WHAT YOU HAVE TO DO | Look through the material and tally each line bearing the word "sample". Give only the total.

*** Block opens ***

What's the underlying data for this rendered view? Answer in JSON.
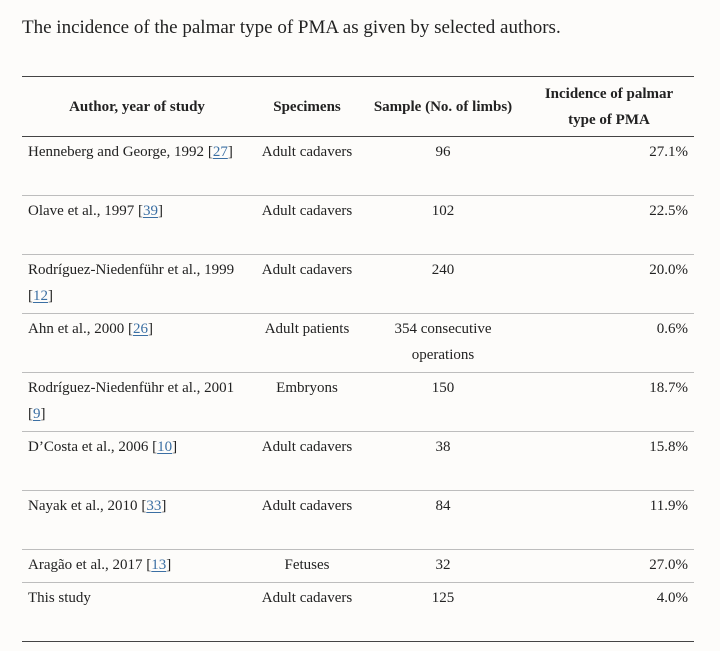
{
  "caption": "The incidence of the palmar type of PMA as given by selected authors.",
  "table": {
    "headers": {
      "author": "Author, year of study",
      "specimens": "Specimens",
      "sample": "Sample (No. of limbs)",
      "incidence": "Incidence of palmar type of PMA"
    },
    "rows": [
      {
        "author": "Henneberg and George, 1992",
        "ref": "27",
        "specimens": "Adult cadavers",
        "sample": "96",
        "incidence": "27.1%"
      },
      {
        "author": "Olave et al., 1997",
        "ref": "39",
        "specimens": "Adult cadavers",
        "sample": "102",
        "incidence": "22.5%"
      },
      {
        "author": "Rodríguez-Niedenführ et al., 1999",
        "ref": "12",
        "specimens": "Adult cadavers",
        "sample": "240",
        "incidence": "20.0%"
      },
      {
        "author": "Ahn et al., 2000",
        "ref": "26",
        "specimens": "Adult patients",
        "sample": "354 consecutive operations",
        "incidence": "0.6%"
      },
      {
        "author": "Rodríguez-Niedenführ et al., 2001",
        "ref": "9",
        "specimens": "Embryons",
        "sample": "150",
        "incidence": "18.7%"
      },
      {
        "author": "D’Costa et al., 2006",
        "ref": "10",
        "specimens": "Adult cadavers",
        "sample": "38",
        "incidence": "15.8%"
      },
      {
        "author": "Nayak et al., 2010",
        "ref": "33",
        "specimens": "Adult cadavers",
        "sample": "84",
        "incidence": "11.9%"
      },
      {
        "author": "Aragão et al., 2017",
        "ref": "13",
        "specimens": "Fetuses",
        "sample": "32",
        "incidence": "27.0%"
      },
      {
        "author": "This study",
        "ref": "",
        "specimens": "Adult cadavers",
        "sample": "125",
        "incidence": "4.0%"
      }
    ]
  }
}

*** Block closes ***

EXERCISE ANSWER | 10